** start Task inputs **

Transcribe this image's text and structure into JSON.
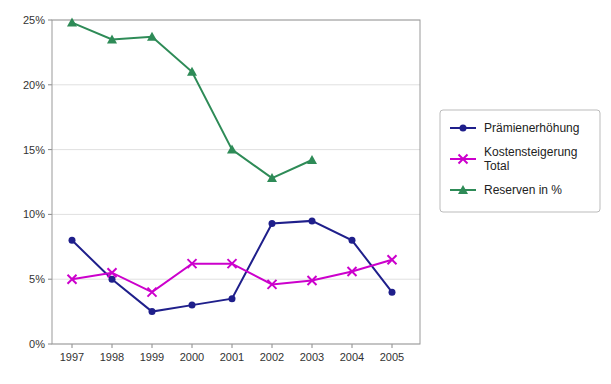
{
  "chart_data": {
    "type": "line",
    "x": [
      1997,
      1998,
      1999,
      2000,
      2001,
      2002,
      2003,
      2004,
      2005
    ],
    "xlim": [
      1996.5,
      2005.7
    ],
    "xticks": [
      1997,
      1998,
      1999,
      2000,
      2001,
      2002,
      2003,
      2004,
      2005
    ],
    "ylim": [
      0,
      0.25
    ],
    "yticks": [
      {
        "value": 0,
        "label": "0%"
      },
      {
        "value": 0.05,
        "label": "5%"
      },
      {
        "value": 0.1,
        "label": "10%"
      },
      {
        "value": 0.15,
        "label": "15%"
      },
      {
        "value": 0.2,
        "label": "20%"
      },
      {
        "value": 0.25,
        "label": "25%"
      }
    ],
    "grid": true,
    "legend": "right",
    "series": [
      {
        "name": "Prämienerhöhung",
        "color": "#1F1F8B",
        "marker": "circle",
        "line_style": "solid",
        "values": [
          0.08,
          0.05,
          0.025,
          0.03,
          0.035,
          0.093,
          0.095,
          0.08,
          0.04
        ]
      },
      {
        "name": "Kostensteigerung\nTotal",
        "color": "#CC00CC",
        "marker": "x",
        "line_style": "solid",
        "values": [
          0.05,
          0.055,
          0.04,
          0.062,
          0.062,
          0.046,
          0.049,
          0.056,
          0.065
        ]
      },
      {
        "name": "Reserven in %",
        "color": "#2E8B57",
        "marker": "triangle",
        "line_style": "solid",
        "values": [
          0.248,
          0.235,
          0.237,
          0.21,
          0.15,
          0.128,
          0.142,
          null,
          null
        ]
      }
    ]
  }
}
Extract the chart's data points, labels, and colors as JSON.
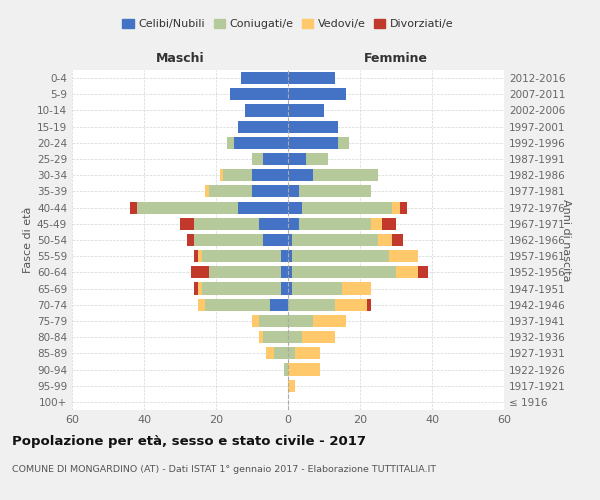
{
  "age_groups": [
    "100+",
    "95-99",
    "90-94",
    "85-89",
    "80-84",
    "75-79",
    "70-74",
    "65-69",
    "60-64",
    "55-59",
    "50-54",
    "45-49",
    "40-44",
    "35-39",
    "30-34",
    "25-29",
    "20-24",
    "15-19",
    "10-14",
    "5-9",
    "0-4"
  ],
  "birth_years": [
    "≤ 1916",
    "1917-1921",
    "1922-1926",
    "1927-1931",
    "1932-1936",
    "1937-1941",
    "1942-1946",
    "1947-1951",
    "1952-1956",
    "1957-1961",
    "1962-1966",
    "1967-1971",
    "1972-1976",
    "1977-1981",
    "1982-1986",
    "1987-1991",
    "1992-1996",
    "1997-2001",
    "2002-2006",
    "2007-2011",
    "2012-2016"
  ],
  "male": {
    "celibi": [
      0,
      0,
      0,
      0,
      0,
      0,
      5,
      2,
      2,
      2,
      7,
      8,
      14,
      10,
      10,
      7,
      15,
      14,
      12,
      16,
      13
    ],
    "coniugati": [
      0,
      0,
      1,
      4,
      7,
      8,
      18,
      22,
      20,
      22,
      19,
      18,
      28,
      12,
      8,
      3,
      2,
      0,
      0,
      0,
      0
    ],
    "vedovi": [
      0,
      0,
      0,
      2,
      1,
      2,
      2,
      1,
      0,
      1,
      0,
      0,
      0,
      1,
      1,
      0,
      0,
      0,
      0,
      0,
      0
    ],
    "divorziati": [
      0,
      0,
      0,
      0,
      0,
      0,
      0,
      1,
      5,
      1,
      2,
      4,
      2,
      0,
      0,
      0,
      0,
      0,
      0,
      0,
      0
    ]
  },
  "female": {
    "nubili": [
      0,
      0,
      0,
      0,
      0,
      0,
      0,
      1,
      1,
      1,
      1,
      3,
      4,
      3,
      7,
      5,
      14,
      14,
      10,
      16,
      13
    ],
    "coniugate": [
      0,
      0,
      0,
      2,
      4,
      7,
      13,
      14,
      29,
      27,
      24,
      20,
      25,
      20,
      18,
      6,
      3,
      0,
      0,
      0,
      0
    ],
    "vedove": [
      0,
      2,
      9,
      7,
      9,
      9,
      9,
      8,
      6,
      8,
      4,
      3,
      2,
      0,
      0,
      0,
      0,
      0,
      0,
      0,
      0
    ],
    "divorziate": [
      0,
      0,
      0,
      0,
      0,
      0,
      1,
      0,
      3,
      0,
      3,
      4,
      2,
      0,
      0,
      0,
      0,
      0,
      0,
      0,
      0
    ]
  },
  "colors": {
    "celibi": "#4472c4",
    "coniugati": "#b5c99a",
    "vedovi": "#ffc96b",
    "divorziati": "#c0392b"
  },
  "xlim": 60,
  "title": "Popolazione per età, sesso e stato civile - 2017",
  "subtitle": "COMUNE DI MONGARDINO (AT) - Dati ISTAT 1° gennaio 2017 - Elaborazione TUTTITALIA.IT",
  "ylabel_left": "Fasce di età",
  "ylabel_right": "Anni di nascita",
  "xlabel_male": "Maschi",
  "xlabel_female": "Femmine",
  "legend_labels": [
    "Celibi/Nubili",
    "Coniugati/e",
    "Vedovi/e",
    "Divorziati/e"
  ],
  "bg_color": "#f0f0f0",
  "plot_bg": "#ffffff"
}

** end Task inputs **

:: Exercise prompt ::
Copy every line of the listing that contains the word "marker".

:: The result ::
        "marker": "circle",
        "marker": "x",
        "marker": "triangle",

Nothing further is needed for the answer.